━━ PROVIDED RECORDS ━━

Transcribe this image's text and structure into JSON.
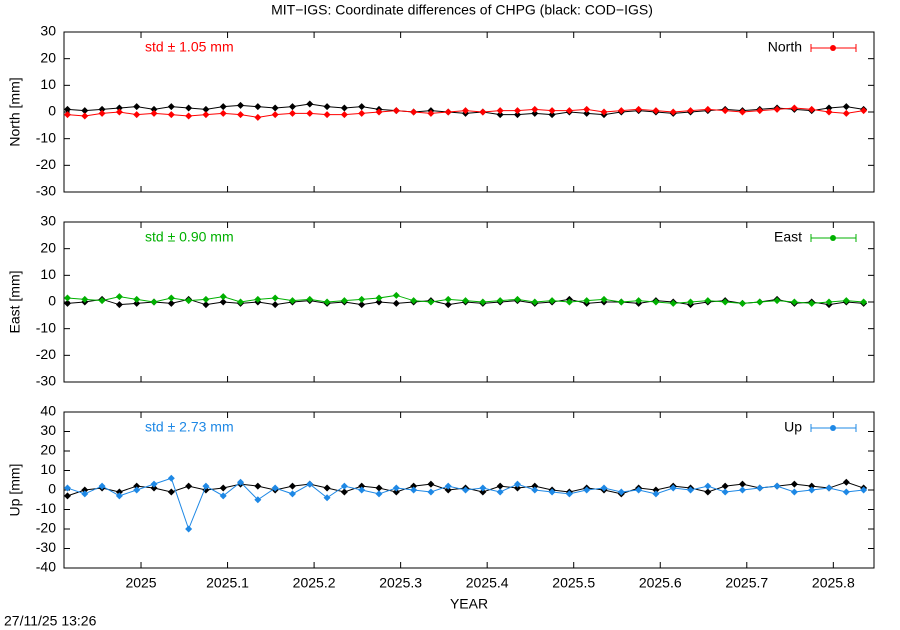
{
  "title": "MIT−IGS: Coordinate differences of CHPG (black: COD−IGS)",
  "footer": "27/11/25 13:26",
  "chart_data": [
    {
      "type": "line",
      "y_label": "North [mm]",
      "annotation": "std ± 1.05 mm",
      "annotation_color": "#ff0000",
      "legend": "upper right",
      "xlim": [
        2024.911,
        2025.847
      ],
      "xticks": [
        2025,
        2025.1,
        2025.2,
        2025.3,
        2025.4,
        2025.5,
        2025.6,
        2025.7,
        2025.8
      ],
      "ylim": [
        -30,
        30
      ],
      "yticks": [
        -30,
        -20,
        -10,
        0,
        10,
        20,
        30
      ],
      "x": [
        2024.915,
        2024.935,
        2024.955,
        2024.975,
        2024.995,
        2025.015,
        2025.035,
        2025.055,
        2025.075,
        2025.095,
        2025.115,
        2025.135,
        2025.155,
        2025.175,
        2025.195,
        2025.215,
        2025.235,
        2025.255,
        2025.275,
        2025.295,
        2025.315,
        2025.335,
        2025.355,
        2025.375,
        2025.395,
        2025.415,
        2025.435,
        2025.455,
        2025.475,
        2025.495,
        2025.515,
        2025.535,
        2025.555,
        2025.575,
        2025.595,
        2025.615,
        2025.635,
        2025.655,
        2025.675,
        2025.695,
        2025.715,
        2025.735,
        2025.755,
        2025.775,
        2025.795,
        2025.815,
        2025.835
      ],
      "series": [
        {
          "color": "#000000",
          "values": [
            1,
            0.5,
            1,
            1.5,
            2,
            1,
            2,
            1.5,
            1,
            2,
            2.5,
            2,
            1.5,
            2,
            3,
            2,
            1.5,
            2,
            1,
            0.5,
            0,
            0.5,
            0,
            -0.5,
            0,
            -1,
            -1,
            -0.5,
            -1,
            0,
            -0.5,
            -1,
            0,
            0.5,
            0,
            -0.5,
            0,
            0.5,
            1,
            0.5,
            1,
            1.5,
            1,
            0.5,
            1.5,
            2,
            1
          ]
        },
        {
          "name": "North",
          "color": "#ff0000",
          "values": [
            -1,
            -1.5,
            -0.5,
            0,
            -1,
            -0.5,
            -1,
            -1.5,
            -1,
            -0.5,
            -1,
            -2,
            -1,
            -0.5,
            -0.5,
            -1,
            -1,
            -0.5,
            0,
            0.5,
            0,
            -0.5,
            0,
            0.5,
            0,
            0.5,
            0.5,
            1,
            0.5,
            0.5,
            1,
            0,
            0.5,
            1,
            0.5,
            0,
            0.5,
            1,
            0.5,
            0,
            0.5,
            1,
            1.5,
            1,
            0,
            -0.5,
            0.5
          ]
        }
      ]
    },
    {
      "type": "line",
      "y_label": "East [mm]",
      "annotation": "std ± 0.90 mm",
      "annotation_color": "#00b000",
      "legend": "upper right",
      "xlim": [
        2024.911,
        2025.847
      ],
      "xticks": [
        2025,
        2025.1,
        2025.2,
        2025.3,
        2025.4,
        2025.5,
        2025.6,
        2025.7,
        2025.8
      ],
      "ylim": [
        -30,
        30
      ],
      "yticks": [
        -30,
        -20,
        -10,
        0,
        10,
        20,
        30
      ],
      "x": [
        2024.915,
        2024.935,
        2024.955,
        2024.975,
        2024.995,
        2025.015,
        2025.035,
        2025.055,
        2025.075,
        2025.095,
        2025.115,
        2025.135,
        2025.155,
        2025.175,
        2025.195,
        2025.215,
        2025.235,
        2025.255,
        2025.275,
        2025.295,
        2025.315,
        2025.335,
        2025.355,
        2025.375,
        2025.395,
        2025.415,
        2025.435,
        2025.455,
        2025.475,
        2025.495,
        2025.515,
        2025.535,
        2025.555,
        2025.575,
        2025.595,
        2025.615,
        2025.635,
        2025.655,
        2025.675,
        2025.695,
        2025.715,
        2025.735,
        2025.755,
        2025.775,
        2025.795,
        2025.815,
        2025.835
      ],
      "series": [
        {
          "color": "#000000",
          "values": [
            -0.5,
            0,
            1,
            -1,
            -0.5,
            0,
            -0.5,
            1,
            -1,
            0,
            -0.5,
            0,
            -1,
            0,
            0.5,
            -0.5,
            0,
            -1,
            0,
            -0.5,
            0,
            0.5,
            -1,
            0,
            -0.5,
            0,
            0.5,
            -0.5,
            0,
            1,
            -0.5,
            0,
            0,
            -0.5,
            0.5,
            0,
            -1,
            0,
            0.5,
            -0.5,
            0,
            1,
            -0.5,
            0,
            -1,
            0,
            -0.5
          ]
        },
        {
          "name": "East",
          "color": "#00b000",
          "values": [
            1.5,
            1,
            0.5,
            2,
            1,
            0,
            1.5,
            0.5,
            1,
            2,
            0,
            1,
            1.5,
            0.5,
            1,
            0,
            0.5,
            1,
            1.5,
            2.5,
            0.5,
            0,
            1,
            0.5,
            0,
            0.5,
            1,
            0,
            0.5,
            0,
            0.5,
            1,
            0,
            0.5,
            0,
            -0.5,
            0,
            0.5,
            0,
            -0.5,
            0,
            0.5,
            0,
            -0.5,
            0,
            0.5,
            0
          ]
        }
      ]
    },
    {
      "type": "line",
      "y_label": "Up [mm]",
      "x_label": "YEAR",
      "annotation": "std ± 2.73 mm",
      "annotation_color": "#1e88e5",
      "legend": "upper right",
      "xlim": [
        2024.911,
        2025.847
      ],
      "xticks": [
        2025,
        2025.1,
        2025.2,
        2025.3,
        2025.4,
        2025.5,
        2025.6,
        2025.7,
        2025.8
      ],
      "ylim": [
        -40,
        40
      ],
      "yticks": [
        -40,
        -30,
        -20,
        -10,
        0,
        10,
        20,
        30,
        40
      ],
      "x": [
        2024.915,
        2024.935,
        2024.955,
        2024.975,
        2024.995,
        2025.015,
        2025.035,
        2025.055,
        2025.075,
        2025.095,
        2025.115,
        2025.135,
        2025.155,
        2025.175,
        2025.195,
        2025.215,
        2025.235,
        2025.255,
        2025.275,
        2025.295,
        2025.315,
        2025.335,
        2025.355,
        2025.375,
        2025.395,
        2025.415,
        2025.435,
        2025.455,
        2025.475,
        2025.495,
        2025.515,
        2025.535,
        2025.555,
        2025.575,
        2025.595,
        2025.615,
        2025.635,
        2025.655,
        2025.675,
        2025.695,
        2025.715,
        2025.735,
        2025.755,
        2025.775,
        2025.795,
        2025.815,
        2025.835
      ],
      "series": [
        {
          "color": "#000000",
          "values": [
            -3,
            0,
            1,
            -1,
            2,
            1,
            -1,
            2,
            0,
            1,
            3,
            2,
            0,
            2,
            3,
            1,
            -1,
            2,
            1,
            -1,
            2,
            3,
            0,
            1,
            -1,
            2,
            1,
            2,
            0,
            -1,
            1,
            0,
            -2,
            1,
            0,
            2,
            1,
            -1,
            2,
            3,
            1,
            2,
            3,
            2,
            1,
            4,
            1
          ]
        },
        {
          "name": "Up",
          "color": "#1e88e5",
          "values": [
            1,
            -2,
            2,
            -3,
            0,
            3,
            6,
            -20,
            2,
            -3,
            4,
            -5,
            1,
            -2,
            3,
            -4,
            2,
            0,
            -2,
            1,
            0,
            -1,
            2,
            0,
            1,
            -1,
            3,
            0,
            -1,
            -2,
            0,
            1,
            -1,
            0,
            -2,
            1,
            0,
            2,
            -1,
            0,
            1,
            2,
            -1,
            0,
            1,
            -1,
            0
          ]
        }
      ]
    }
  ]
}
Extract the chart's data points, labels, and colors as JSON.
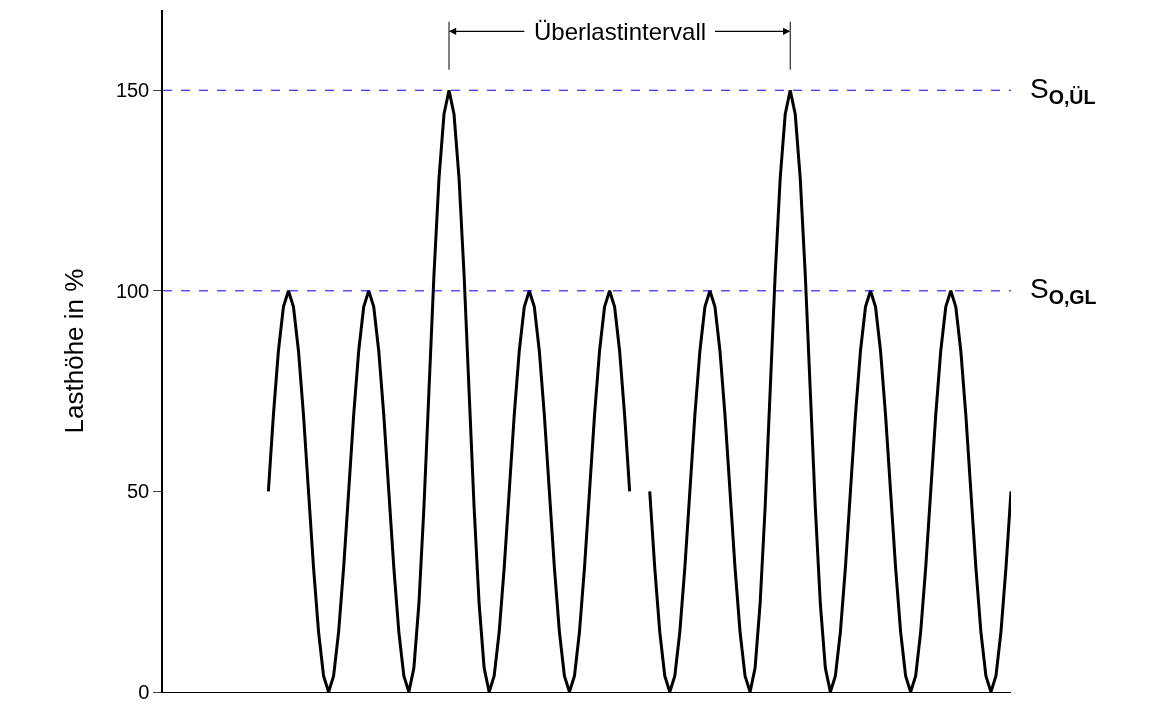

━━━

- _STATED EXERCISE_
Every entry above is to be set down exactly; the pictures are to be left out.

- _CORRECT OUTPUT_
Transcribe this image's text and structure into JSON.
{
  "title": "MIT−IGS: Coordinate differences of CHPG (black: COD−IGS)",
  "footer": "27/11/25 13:26",
  "chart_data": [
    {
      "type": "line",
      "y_label": "North [mm]",
      "annotation": "std ± 1.05 mm",
      "annotation_color": "#ff0000",
      "legend": "upper right",
      "xlim": [
        2024.911,
        2025.847
      ],
      "xticks": [
        2025,
        2025.1,
        2025.2,
        2025.3,
        2025.4,
        2025.5,
        2025.6,
        2025.7,
        2025.8
      ],
      "ylim": [
        -30,
        30
      ],
      "yticks": [
        -30,
        -20,
        -10,
        0,
        10,
        20,
        30
      ],
      "x": [
        2024.915,
        2024.935,
        2024.955,
        2024.975,
        2024.995,
        2025.015,
        2025.035,
        2025.055,
        2025.075,
        2025.095,
        2025.115,
        2025.135,
        2025.155,
        2025.175,
        2025.195,
        2025.215,
        2025.235,
        2025.255,
        2025.275,
        2025.295,
        2025.315,
        2025.335,
        2025.355,
        2025.375,
        2025.395,
        2025.415,
        2025.435,
        2025.455,
        2025.475,
        2025.495,
        2025.515,
        2025.535,
        2025.555,
        2025.575,
        2025.595,
        2025.615,
        2025.635,
        2025.655,
        2025.675,
        2025.695,
        2025.715,
        2025.735,
        2025.755,
        2025.775,
        2025.795,
        2025.815,
        2025.835
      ],
      "series": [
        {
          "color": "#000000",
          "values": [
            1,
            0.5,
            1,
            1.5,
            2,
            1,
            2,
            1.5,
            1,
            2,
            2.5,
            2,
            1.5,
            2,
            3,
            2,
            1.5,
            2,
            1,
            0.5,
            0,
            0.5,
            0,
            -0.5,
            0,
            -1,
            -1,
            -0.5,
            -1,
            0,
            -0.5,
            -1,
            0,
            0.5,
            0,
            -0.5,
            0,
            0.5,
            1,
            0.5,
            1,
            1.5,
            1,
            0.5,
            1.5,
            2,
            1
          ]
        },
        {
          "name": "North",
          "color": "#ff0000",
          "values": [
            -1,
            -1.5,
            -0.5,
            0,
            -1,
            -0.5,
            -1,
            -1.5,
            -1,
            -0.5,
            -1,
            -2,
            -1,
            -0.5,
            -0.5,
            -1,
            -1,
            -0.5,
            0,
            0.5,
            0,
            -0.5,
            0,
            0.5,
            0,
            0.5,
            0.5,
            1,
            0.5,
            0.5,
            1,
            0,
            0.5,
            1,
            0.5,
            0,
            0.5,
            1,
            0.5,
            0,
            0.5,
            1,
            1.5,
            1,
            0,
            -0.5,
            0.5
          ]
        }
      ]
    },
    {
      "type": "line",
      "y_label": "East [mm]",
      "annotation": "std ± 0.90 mm",
      "annotation_color": "#00b000",
      "legend": "upper right",
      "xlim": [
        2024.911,
        2025.847
      ],
      "xticks": [
        2025,
        2025.1,
        2025.2,
        2025.3,
        2025.4,
        2025.5,
        2025.6,
        2025.7,
        2025.8
      ],
      "ylim": [
        -30,
        30
      ],
      "yticks": [
        -30,
        -20,
        -10,
        0,
        10,
        20,
        30
      ],
      "x": [
        2024.915,
        2024.935,
        2024.955,
        2024.975,
        2024.995,
        2025.015,
        2025.035,
        2025.055,
        2025.075,
        2025.095,
        2025.115,
        2025.135,
        2025.155,
        2025.175,
        2025.195,
        2025.215,
        2025.235,
        2025.255,
        2025.275,
        2025.295,
        2025.315,
        2025.335,
        2025.355,
        2025.375,
        2025.395,
        2025.415,
        2025.435,
        2025.455,
        2025.475,
        2025.495,
        2025.515,
        2025.535,
        2025.555,
        2025.575,
        2025.595,
        2025.615,
        2025.635,
        2025.655,
        2025.675,
        2025.695,
        2025.715,
        2025.735,
        2025.755,
        2025.775,
        2025.795,
        2025.815,
        2025.835
      ],
      "series": [
        {
          "color": "#000000",
          "values": [
            -0.5,
            0,
            1,
            -1,
            -0.5,
            0,
            -0.5,
            1,
            -1,
            0,
            -0.5,
            0,
            -1,
            0,
            0.5,
            -0.5,
            0,
            -1,
            0,
            -0.5,
            0,
            0.5,
            -1,
            0,
            -0.5,
            0,
            0.5,
            -0.5,
            0,
            1,
            -0.5,
            0,
            0,
            -0.5,
            0.5,
            0,
            -1,
            0,
            0.5,
            -0.5,
            0,
            1,
            -0.5,
            0,
            -1,
            0,
            -0.5
          ]
        },
        {
          "name": "East",
          "color": "#00b000",
          "values": [
            1.5,
            1,
            0.5,
            2,
            1,
            0,
            1.5,
            0.5,
            1,
            2,
            0,
            1,
            1.5,
            0.5,
            1,
            0,
            0.5,
            1,
            1.5,
            2.5,
            0.5,
            0,
            1,
            0.5,
            0,
            0.5,
            1,
            0,
            0.5,
            0,
            0.5,
            1,
            0,
            0.5,
            0,
            -0.5,
            0,
            0.5,
            0,
            -0.5,
            0,
            0.5,
            0,
            -0.5,
            0,
            0.5,
            0
          ]
        }
      ]
    },
    {
      "type": "line",
      "y_label": "Up [mm]",
      "x_label": "YEAR",
      "annotation": "std ± 2.73 mm",
      "annotation_color": "#1e88e5",
      "legend": "upper right",
      "xlim": [
        2024.911,
        2025.847
      ],
      "xticks": [
        2025,
        2025.1,
        2025.2,
        2025.3,
        2025.4,
        2025.5,
        2025.6,
        2025.7,
        2025.8
      ],
      "ylim": [
        -40,
        40
      ],
      "yticks": [
        -40,
        -30,
        -20,
        -10,
        0,
        10,
        20,
        30,
        40
      ],
      "x": [
        2024.915,
        2024.935,
        2024.955,
        2024.975,
        2024.995,
        2025.015,
        2025.035,
        2025.055,
        2025.075,
        2025.095,
        2025.115,
        2025.135,
        2025.155,
        2025.175,
        2025.195,
        2025.215,
        2025.235,
        2025.255,
        2025.275,
        2025.295,
        2025.315,
        2025.335,
        2025.355,
        2025.375,
        2025.395,
        2025.415,
        2025.435,
        2025.455,
        2025.475,
        2025.495,
        2025.515,
        2025.535,
        2025.555,
        2025.575,
        2025.595,
        2025.615,
        2025.635,
        2025.655,
        2025.675,
        2025.695,
        2025.715,
        2025.735,
        2025.755,
        2025.775,
        2025.795,
        2025.815,
        2025.835
      ],
      "series": [
        {
          "color": "#000000",
          "values": [
            -3,
            0,
            1,
            -1,
            2,
            1,
            -1,
            2,
            0,
            1,
            3,
            2,
            0,
            2,
            3,
            1,
            -1,
            2,
            1,
            -1,
            2,
            3,
            0,
            1,
            -1,
            2,
            1,
            2,
            0,
            -1,
            1,
            0,
            -2,
            1,
            0,
            2,
            1,
            -1,
            2,
            3,
            1,
            2,
            3,
            2,
            1,
            4,
            1
          ]
        },
        {
          "name": "Up",
          "color": "#1e88e5",
          "values": [
            1,
            -2,
            2,
            -3,
            0,
            3,
            6,
            -20,
            2,
            -3,
            4,
            -5,
            1,
            -2,
            3,
            -4,
            2,
            0,
            -2,
            1,
            0,
            -1,
            2,
            0,
            1,
            -1,
            3,
            0,
            -1,
            -2,
            0,
            1,
            -1,
            0,
            -2,
            1,
            0,
            2,
            -1,
            0,
            1,
            2,
            -1,
            0,
            1,
            -1,
            0
          ]
        }
      ]
    }
  ]
}
Extract the chart's data points, labels, and colors as JSON.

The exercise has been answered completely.